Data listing
════

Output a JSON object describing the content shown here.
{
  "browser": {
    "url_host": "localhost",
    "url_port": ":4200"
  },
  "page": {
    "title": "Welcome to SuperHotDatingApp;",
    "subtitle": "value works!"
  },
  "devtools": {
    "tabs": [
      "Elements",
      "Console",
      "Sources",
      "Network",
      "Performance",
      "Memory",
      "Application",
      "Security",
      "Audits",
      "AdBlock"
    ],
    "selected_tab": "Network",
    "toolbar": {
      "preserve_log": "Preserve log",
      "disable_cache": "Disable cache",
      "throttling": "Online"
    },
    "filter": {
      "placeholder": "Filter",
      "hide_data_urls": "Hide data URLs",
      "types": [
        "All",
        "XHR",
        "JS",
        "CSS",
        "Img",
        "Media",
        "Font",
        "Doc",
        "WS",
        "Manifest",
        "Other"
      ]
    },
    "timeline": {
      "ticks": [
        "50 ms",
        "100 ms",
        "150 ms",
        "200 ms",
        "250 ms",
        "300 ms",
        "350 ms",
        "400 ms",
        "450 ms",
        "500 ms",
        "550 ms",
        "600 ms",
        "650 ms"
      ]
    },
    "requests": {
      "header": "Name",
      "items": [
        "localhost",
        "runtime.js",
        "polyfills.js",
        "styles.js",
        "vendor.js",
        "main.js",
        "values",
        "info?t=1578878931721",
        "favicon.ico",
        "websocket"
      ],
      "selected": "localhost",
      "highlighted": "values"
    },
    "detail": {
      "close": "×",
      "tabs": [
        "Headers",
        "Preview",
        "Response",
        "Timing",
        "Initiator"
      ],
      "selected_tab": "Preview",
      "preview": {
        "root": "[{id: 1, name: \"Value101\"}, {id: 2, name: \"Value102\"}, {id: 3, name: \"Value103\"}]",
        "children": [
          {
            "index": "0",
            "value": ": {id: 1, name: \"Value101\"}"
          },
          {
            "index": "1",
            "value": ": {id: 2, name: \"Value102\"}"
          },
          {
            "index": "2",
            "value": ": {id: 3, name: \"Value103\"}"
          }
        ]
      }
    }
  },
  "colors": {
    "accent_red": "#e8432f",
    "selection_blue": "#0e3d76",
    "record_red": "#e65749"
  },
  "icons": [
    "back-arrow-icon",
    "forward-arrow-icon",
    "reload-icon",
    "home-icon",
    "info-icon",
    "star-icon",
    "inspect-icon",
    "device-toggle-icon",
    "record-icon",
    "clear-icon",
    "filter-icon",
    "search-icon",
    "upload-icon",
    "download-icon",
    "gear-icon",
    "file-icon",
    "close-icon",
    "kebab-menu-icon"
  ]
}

════

__What this task involves__: Please set down each line of the records exactly as given.

__Result__:
Output a JSON object describing the content shown here.
{
  "browser": {
    "url_host": "localhost",
    "url_port": ":4200"
  },
  "page": {
    "title": "Welcome to SuperHotDatingApp;",
    "subtitle": "value works!"
  },
  "devtools": {
    "tabs": [
      "Elements",
      "Console",
      "Sources",
      "Network",
      "Performance",
      "Memory",
      "Application",
      "Security",
      "Audits",
      "AdBlock"
    ],
    "selected_tab": "Network",
    "toolbar": {
      "preserve_log": "Preserve log",
      "disable_cache": "Disable cache",
      "throttling": "Online"
    },
    "filter": {
      "placeholder": "Filter",
      "hide_data_urls": "Hide data URLs",
      "types": [
        "All",
        "XHR",
        "JS",
        "CSS",
        "Img",
        "Media",
        "Font",
        "Doc",
        "WS",
        "Manifest",
        "Other"
      ]
    },
    "timeline": {
      "ticks": [
        "50 ms",
        "100 ms",
        "150 ms",
        "200 ms",
        "250 ms",
        "300 ms",
        "350 ms",
        "400 ms",
        "450 ms",
        "500 ms",
        "550 ms",
        "600 ms",
        "650 ms"
      ]
    },
    "requests": {
      "header": "Name",
      "items": [
        "localhost",
        "runtime.js",
        "polyfills.js",
        "styles.js",
        "vendor.js",
        "main.js",
        "values",
        "info?t=1578878931721",
        "favicon.ico",
        "websocket"
      ],
      "selected": "localhost",
      "highlighted": "values"
    },
    "detail": {
      "close": "×",
      "tabs": [
        "Headers",
        "Preview",
        "Response",
        "Timing",
        "Initiator"
      ],
      "selected_tab": "Preview",
      "preview": {
        "root": "[{id: 1, name: \"Value101\"}, {id: 2, name: \"Value102\"}, {id: 3, name: \"Value103\"}]",
        "children": [
          {
            "index": "0",
            "value": ": {id: 1, name: \"Value101\"}"
          },
          {
            "index": "1",
            "value": ": {id: 2, name: \"Value102\"}"
          },
          {
            "index": "2",
            "value": ": {id: 3, name: \"Value103\"}"
          }
        ]
      }
    }
  },
  "colors": {
    "accent_red": "#e8432f",
    "selection_blue": "#0e3d76",
    "record_red": "#e65749"
  },
  "icons": [
    "back-arrow-icon",
    "forward-arrow-icon",
    "reload-icon",
    "home-icon",
    "info-icon",
    "star-icon",
    "inspect-icon",
    "device-toggle-icon",
    "record-icon",
    "clear-icon",
    "filter-icon",
    "search-icon",
    "upload-icon",
    "download-icon",
    "gear-icon",
    "file-icon",
    "close-icon",
    "kebab-menu-icon"
  ]
}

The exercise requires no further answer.